Task description:
From the records, pick out and copy each line containing "time".

(begin)

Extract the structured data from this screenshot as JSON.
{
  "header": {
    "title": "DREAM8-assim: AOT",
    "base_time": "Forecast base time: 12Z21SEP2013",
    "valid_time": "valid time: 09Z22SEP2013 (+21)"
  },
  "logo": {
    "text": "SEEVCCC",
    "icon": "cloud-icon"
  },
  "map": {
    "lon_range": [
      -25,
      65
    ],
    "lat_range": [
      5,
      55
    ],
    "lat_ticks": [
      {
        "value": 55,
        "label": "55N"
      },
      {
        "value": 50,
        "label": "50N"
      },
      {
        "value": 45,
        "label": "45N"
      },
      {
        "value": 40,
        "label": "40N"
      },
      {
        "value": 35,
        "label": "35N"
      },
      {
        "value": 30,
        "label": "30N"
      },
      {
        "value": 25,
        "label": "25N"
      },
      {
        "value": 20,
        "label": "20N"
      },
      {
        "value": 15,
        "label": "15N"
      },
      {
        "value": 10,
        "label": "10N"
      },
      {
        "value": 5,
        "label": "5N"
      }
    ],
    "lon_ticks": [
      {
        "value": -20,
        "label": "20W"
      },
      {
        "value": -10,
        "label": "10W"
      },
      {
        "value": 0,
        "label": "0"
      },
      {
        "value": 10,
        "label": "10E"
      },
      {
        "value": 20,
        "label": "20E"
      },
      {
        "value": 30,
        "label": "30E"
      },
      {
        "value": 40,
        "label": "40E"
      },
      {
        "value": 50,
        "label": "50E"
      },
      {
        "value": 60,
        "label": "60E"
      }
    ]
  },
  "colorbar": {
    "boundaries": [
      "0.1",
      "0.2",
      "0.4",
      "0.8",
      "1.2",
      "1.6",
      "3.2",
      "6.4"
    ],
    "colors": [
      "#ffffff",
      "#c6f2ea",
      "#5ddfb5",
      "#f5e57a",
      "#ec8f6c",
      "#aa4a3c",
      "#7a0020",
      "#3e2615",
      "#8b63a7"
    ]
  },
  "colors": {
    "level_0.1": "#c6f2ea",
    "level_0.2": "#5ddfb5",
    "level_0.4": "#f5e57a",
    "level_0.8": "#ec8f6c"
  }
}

(end)

Correct result:
    "base_time": "Forecast base time: 12Z21SEP2013",
    "valid_time": "valid time: 09Z22SEP2013 (+21)"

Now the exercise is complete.